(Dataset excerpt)
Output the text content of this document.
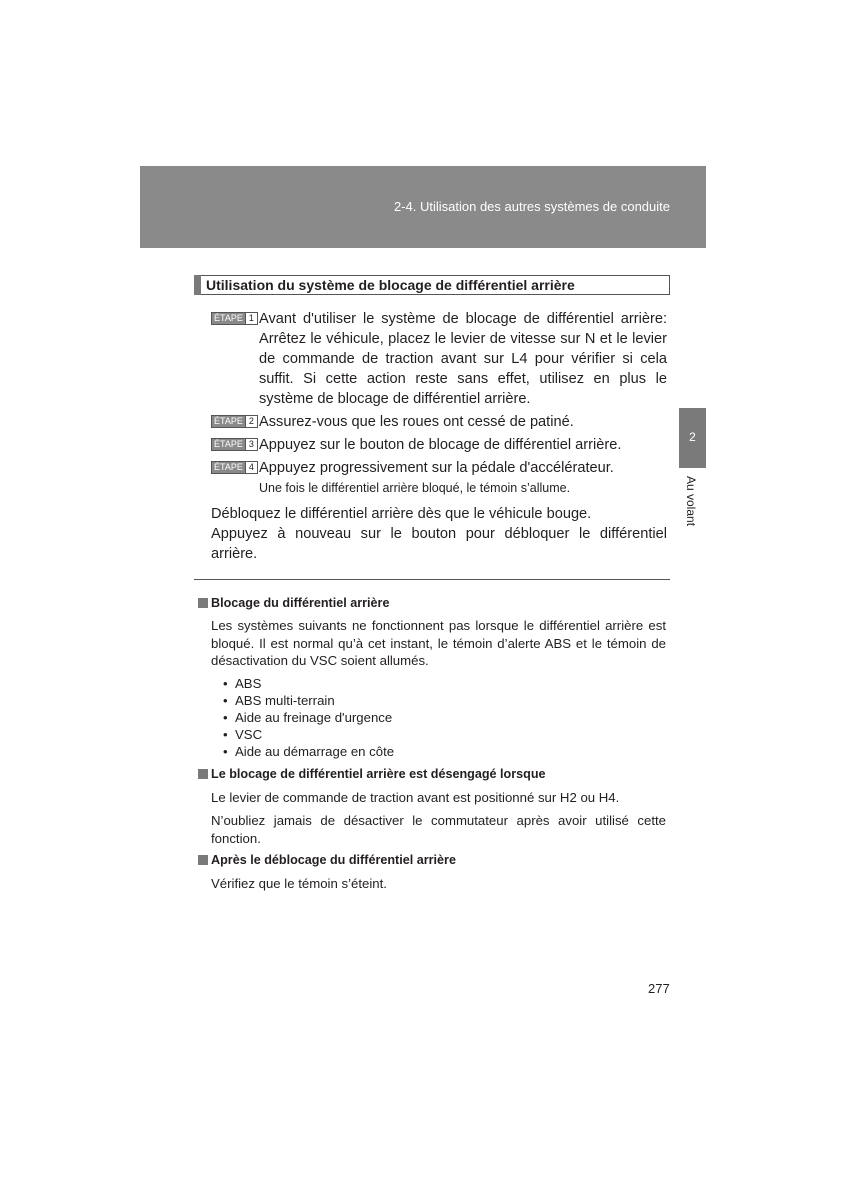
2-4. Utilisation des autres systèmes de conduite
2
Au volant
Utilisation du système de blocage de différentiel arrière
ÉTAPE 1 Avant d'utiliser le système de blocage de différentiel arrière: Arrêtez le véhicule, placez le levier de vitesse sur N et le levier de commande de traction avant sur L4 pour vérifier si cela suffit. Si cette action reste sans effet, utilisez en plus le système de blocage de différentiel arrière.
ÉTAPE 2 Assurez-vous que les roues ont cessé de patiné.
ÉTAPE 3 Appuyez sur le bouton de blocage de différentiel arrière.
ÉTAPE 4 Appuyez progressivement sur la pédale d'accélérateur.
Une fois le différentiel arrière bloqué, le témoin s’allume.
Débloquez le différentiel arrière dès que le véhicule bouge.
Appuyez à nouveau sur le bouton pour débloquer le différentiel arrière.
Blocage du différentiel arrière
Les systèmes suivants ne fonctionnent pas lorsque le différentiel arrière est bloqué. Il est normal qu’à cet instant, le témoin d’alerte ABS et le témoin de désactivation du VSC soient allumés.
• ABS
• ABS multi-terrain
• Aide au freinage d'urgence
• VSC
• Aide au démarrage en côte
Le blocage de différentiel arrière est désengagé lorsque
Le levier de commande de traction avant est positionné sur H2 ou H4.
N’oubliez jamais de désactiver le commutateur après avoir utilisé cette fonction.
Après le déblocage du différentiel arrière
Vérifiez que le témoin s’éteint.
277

**What you need to do**
All records above are to be printed exactly, minus the pictures they contain.

**Exercise solution**
Output the text content of this document.
2-4. Utilisation des autres systèmes de conduite
2
Au volant
Utilisation du système de blocage de différentiel arrière
ÉTAPE 1 Avant d'utiliser le système de blocage de différentiel arrière: Arrêtez le véhicule, placez le levier de vitesse sur N et le levier de commande de traction avant sur L4 pour vérifier si cela suffit. Si cette action reste sans effet, utilisez en plus le système de blocage de différentiel arrière.
ÉTAPE 2 Assurez-vous que les roues ont cessé de patiné.
ÉTAPE 3 Appuyez sur le bouton de blocage de différentiel arrière.
ÉTAPE 4 Appuyez progressivement sur la pédale d'accélérateur.
Une fois le différentiel arrière bloqué, le témoin s’allume.
Débloquez le différentiel arrière dès que le véhicule bouge.
Appuyez à nouveau sur le bouton pour débloquer le différentiel arrière.
Blocage du différentiel arrière
Les systèmes suivants ne fonctionnent pas lorsque le différentiel arrière est bloqué. Il est normal qu’à cet instant, le témoin d’alerte ABS et le témoin de désactivation du VSC soient allumés.
• ABS
• ABS multi-terrain
• Aide au freinage d'urgence
• VSC
• Aide au démarrage en côte
Le blocage de différentiel arrière est désengagé lorsque
Le levier de commande de traction avant est positionné sur H2 ou H4.
N’oubliez jamais de désactiver le commutateur après avoir utilisé cette fonction.
Après le déblocage du différentiel arrière
Vérifiez que le témoin s’éteint.
277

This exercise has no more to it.